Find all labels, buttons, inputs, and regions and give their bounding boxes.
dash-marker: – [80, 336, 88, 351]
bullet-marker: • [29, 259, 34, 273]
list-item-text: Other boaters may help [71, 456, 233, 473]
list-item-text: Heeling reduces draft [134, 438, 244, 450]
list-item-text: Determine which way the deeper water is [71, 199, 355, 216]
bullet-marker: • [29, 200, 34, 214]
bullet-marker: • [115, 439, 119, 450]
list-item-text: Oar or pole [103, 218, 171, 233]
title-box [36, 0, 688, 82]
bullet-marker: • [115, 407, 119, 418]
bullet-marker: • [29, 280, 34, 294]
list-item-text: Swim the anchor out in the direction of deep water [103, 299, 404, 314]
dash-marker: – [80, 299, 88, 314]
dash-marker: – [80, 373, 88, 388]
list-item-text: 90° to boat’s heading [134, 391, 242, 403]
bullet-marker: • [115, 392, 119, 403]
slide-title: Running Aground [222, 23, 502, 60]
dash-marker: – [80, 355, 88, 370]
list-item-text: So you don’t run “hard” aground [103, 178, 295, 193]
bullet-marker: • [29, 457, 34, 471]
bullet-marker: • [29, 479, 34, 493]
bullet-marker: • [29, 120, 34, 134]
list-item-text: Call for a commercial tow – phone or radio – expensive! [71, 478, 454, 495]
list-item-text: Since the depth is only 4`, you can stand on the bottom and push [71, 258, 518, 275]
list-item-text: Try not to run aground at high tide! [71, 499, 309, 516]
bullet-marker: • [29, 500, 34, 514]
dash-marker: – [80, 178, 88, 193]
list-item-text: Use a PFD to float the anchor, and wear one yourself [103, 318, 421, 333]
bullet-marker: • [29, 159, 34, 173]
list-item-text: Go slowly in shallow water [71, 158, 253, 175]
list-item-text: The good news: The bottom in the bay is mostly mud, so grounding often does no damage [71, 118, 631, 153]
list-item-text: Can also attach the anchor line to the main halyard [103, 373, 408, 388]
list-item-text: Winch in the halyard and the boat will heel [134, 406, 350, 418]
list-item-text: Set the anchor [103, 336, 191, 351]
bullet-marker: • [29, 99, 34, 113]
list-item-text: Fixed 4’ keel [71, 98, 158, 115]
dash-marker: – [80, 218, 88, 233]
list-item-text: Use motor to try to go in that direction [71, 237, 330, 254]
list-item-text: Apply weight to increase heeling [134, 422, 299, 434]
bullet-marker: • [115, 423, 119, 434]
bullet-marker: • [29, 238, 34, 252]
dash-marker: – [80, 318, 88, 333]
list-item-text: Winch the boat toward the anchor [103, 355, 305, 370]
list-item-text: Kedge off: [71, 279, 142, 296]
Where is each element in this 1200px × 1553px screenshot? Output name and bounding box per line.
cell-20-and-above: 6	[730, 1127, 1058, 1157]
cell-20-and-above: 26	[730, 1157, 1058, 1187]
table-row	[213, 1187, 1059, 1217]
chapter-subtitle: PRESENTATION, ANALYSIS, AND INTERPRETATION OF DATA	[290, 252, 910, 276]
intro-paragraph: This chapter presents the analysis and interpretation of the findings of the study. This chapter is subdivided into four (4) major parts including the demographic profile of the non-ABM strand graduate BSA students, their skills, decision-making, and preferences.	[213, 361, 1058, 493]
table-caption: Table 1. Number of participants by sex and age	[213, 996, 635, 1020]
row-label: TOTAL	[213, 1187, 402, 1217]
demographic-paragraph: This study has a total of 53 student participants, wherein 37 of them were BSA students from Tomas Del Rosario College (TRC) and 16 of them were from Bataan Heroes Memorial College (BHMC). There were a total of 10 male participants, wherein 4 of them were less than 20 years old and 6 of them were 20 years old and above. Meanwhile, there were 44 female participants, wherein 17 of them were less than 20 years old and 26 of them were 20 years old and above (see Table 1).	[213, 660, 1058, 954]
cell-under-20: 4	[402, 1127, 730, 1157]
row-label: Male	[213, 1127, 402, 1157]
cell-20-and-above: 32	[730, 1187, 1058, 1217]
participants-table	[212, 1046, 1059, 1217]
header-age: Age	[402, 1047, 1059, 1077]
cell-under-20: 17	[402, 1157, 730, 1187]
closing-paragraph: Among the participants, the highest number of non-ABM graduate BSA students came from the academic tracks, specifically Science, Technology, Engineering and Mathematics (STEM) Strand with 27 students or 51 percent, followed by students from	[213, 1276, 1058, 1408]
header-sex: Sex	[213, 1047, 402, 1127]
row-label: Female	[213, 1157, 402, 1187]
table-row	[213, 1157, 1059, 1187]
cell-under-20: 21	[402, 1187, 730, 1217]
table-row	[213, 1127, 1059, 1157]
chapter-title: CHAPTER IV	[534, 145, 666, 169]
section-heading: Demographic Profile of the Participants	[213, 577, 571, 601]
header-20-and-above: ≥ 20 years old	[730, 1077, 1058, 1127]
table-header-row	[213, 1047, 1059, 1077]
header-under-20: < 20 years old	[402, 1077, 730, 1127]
◇ ◇ ◇
- WORK INSTRUCTIONS: Reproduce every line of the listing above verbatim, without altering, omitting, or reordering anything.

- SOLUTION TO THE PROBLEM:
Find all labels, buttons, inputs, and regions and give their bounding boxes.
dash-marker: – [80, 336, 88, 351]
bullet-marker: • [29, 259, 34, 273]
list-item-text: Other boaters may help [71, 456, 233, 473]
list-item-text: Heeling reduces draft [134, 438, 244, 450]
list-item-text: Determine which way the deeper water is [71, 199, 355, 216]
bullet-marker: • [29, 200, 34, 214]
bullet-marker: • [115, 439, 119, 450]
list-item-text: Oar or pole [103, 218, 171, 233]
title-box [36, 0, 688, 82]
bullet-marker: • [115, 407, 119, 418]
bullet-marker: • [29, 280, 34, 294]
list-item-text: Swim the anchor out in the direction of deep water [103, 299, 404, 314]
dash-marker: – [80, 299, 88, 314]
dash-marker: – [80, 373, 88, 388]
list-item-text: 90° to boat’s heading [134, 391, 242, 403]
bullet-marker: • [115, 392, 119, 403]
slide-title: Running Aground [222, 23, 502, 60]
dash-marker: – [80, 355, 88, 370]
list-item-text: So you don’t run “hard” aground [103, 178, 295, 193]
bullet-marker: • [29, 457, 34, 471]
bullet-marker: • [29, 479, 34, 493]
bullet-marker: • [29, 120, 34, 134]
list-item-text: Call for a commercial tow – phone or radio – expensive! [71, 478, 454, 495]
list-item-text: Since the depth is only 4`, you can stand on the bottom and push [71, 258, 518, 275]
list-item-text: Try not to run aground at high tide! [71, 499, 309, 516]
bullet-marker: • [29, 500, 34, 514]
dash-marker: – [80, 178, 88, 193]
list-item-text: Use a PFD to float the anchor, and wear one yourself [103, 318, 421, 333]
bullet-marker: • [29, 159, 34, 173]
list-item-text: Go slowly in shallow water [71, 158, 253, 175]
list-item-text: The good news: The bottom in the bay is mostly mud, so grounding often does no damage [71, 118, 631, 153]
list-item-text: Can also attach the anchor line to the main halyard [103, 373, 408, 388]
list-item-text: Winch in the halyard and the boat will heel [134, 406, 350, 418]
list-item-text: Set the anchor [103, 336, 191, 351]
bullet-marker: • [29, 99, 34, 113]
list-item-text: Fixed 4’ keel [71, 98, 158, 115]
dash-marker: – [80, 218, 88, 233]
list-item-text: Use motor to try to go in that direction [71, 237, 330, 254]
list-item-text: Apply weight to increase heeling [134, 422, 299, 434]
bullet-marker: • [115, 423, 119, 434]
bullet-marker: • [29, 238, 34, 252]
dash-marker: – [80, 318, 88, 333]
list-item-text: Winch the boat toward the anchor [103, 355, 305, 370]
list-item-text: Kedge off: [71, 279, 142, 296]
Where is each element in this 1200px × 1553px screenshot? Output name and bounding box per line.
cell-20-and-above: 6	[730, 1127, 1058, 1157]
cell-20-and-above: 26	[730, 1157, 1058, 1187]
table-row	[213, 1187, 1059, 1217]
chapter-subtitle: PRESENTATION, ANALYSIS, AND INTERPRETATION OF DATA	[290, 252, 910, 276]
intro-paragraph: This chapter presents the analysis and interpretation of the findings of the study. This chapter is subdivided into four (4) major parts including the demographic profile of the non-ABM strand graduate BSA students, their skills, decision-making, and preferences.	[213, 361, 1058, 493]
table-caption: Table 1. Number of participants by sex and age	[213, 996, 635, 1020]
row-label: TOTAL	[213, 1187, 402, 1217]
demographic-paragraph: This study has a total of 53 student participants, wherein 37 of them were BSA students from Tomas Del Rosario College (TRC) and 16 of them were from Bataan Heroes Memorial College (BHMC). There were a total of 10 male participants, wherein 4 of them were less than 20 years old and 6 of them were 20 years old and above. Meanwhile, there were 44 female participants, wherein 17 of them were less than 20 years old and 26 of them were 20 years old and above (see Table 1).	[213, 660, 1058, 954]
cell-under-20: 4	[402, 1127, 730, 1157]
row-label: Male	[213, 1127, 402, 1157]
cell-20-and-above: 32	[730, 1187, 1058, 1217]
participants-table	[212, 1046, 1059, 1217]
header-age: Age	[402, 1047, 1059, 1077]
cell-under-20: 17	[402, 1157, 730, 1187]
closing-paragraph: Among the participants, the highest number of non-ABM graduate BSA students came from the academic tracks, specifically Science, Technology, Engineering and Mathematics (STEM) Strand with 27 students or 51 percent, followed by students from	[213, 1276, 1058, 1408]
header-sex: Sex	[213, 1047, 402, 1127]
row-label: Female	[213, 1157, 402, 1187]
table-row	[213, 1157, 1059, 1187]
cell-under-20: 21	[402, 1187, 730, 1217]
table-row	[213, 1127, 1059, 1157]
chapter-title: CHAPTER IV	[534, 145, 666, 169]
section-heading: Demographic Profile of the Participants	[213, 577, 571, 601]
header-20-and-above: ≥ 20 years old	[730, 1077, 1058, 1127]
table-header-row	[213, 1047, 1059, 1077]
header-under-20: < 20 years old	[402, 1077, 730, 1127]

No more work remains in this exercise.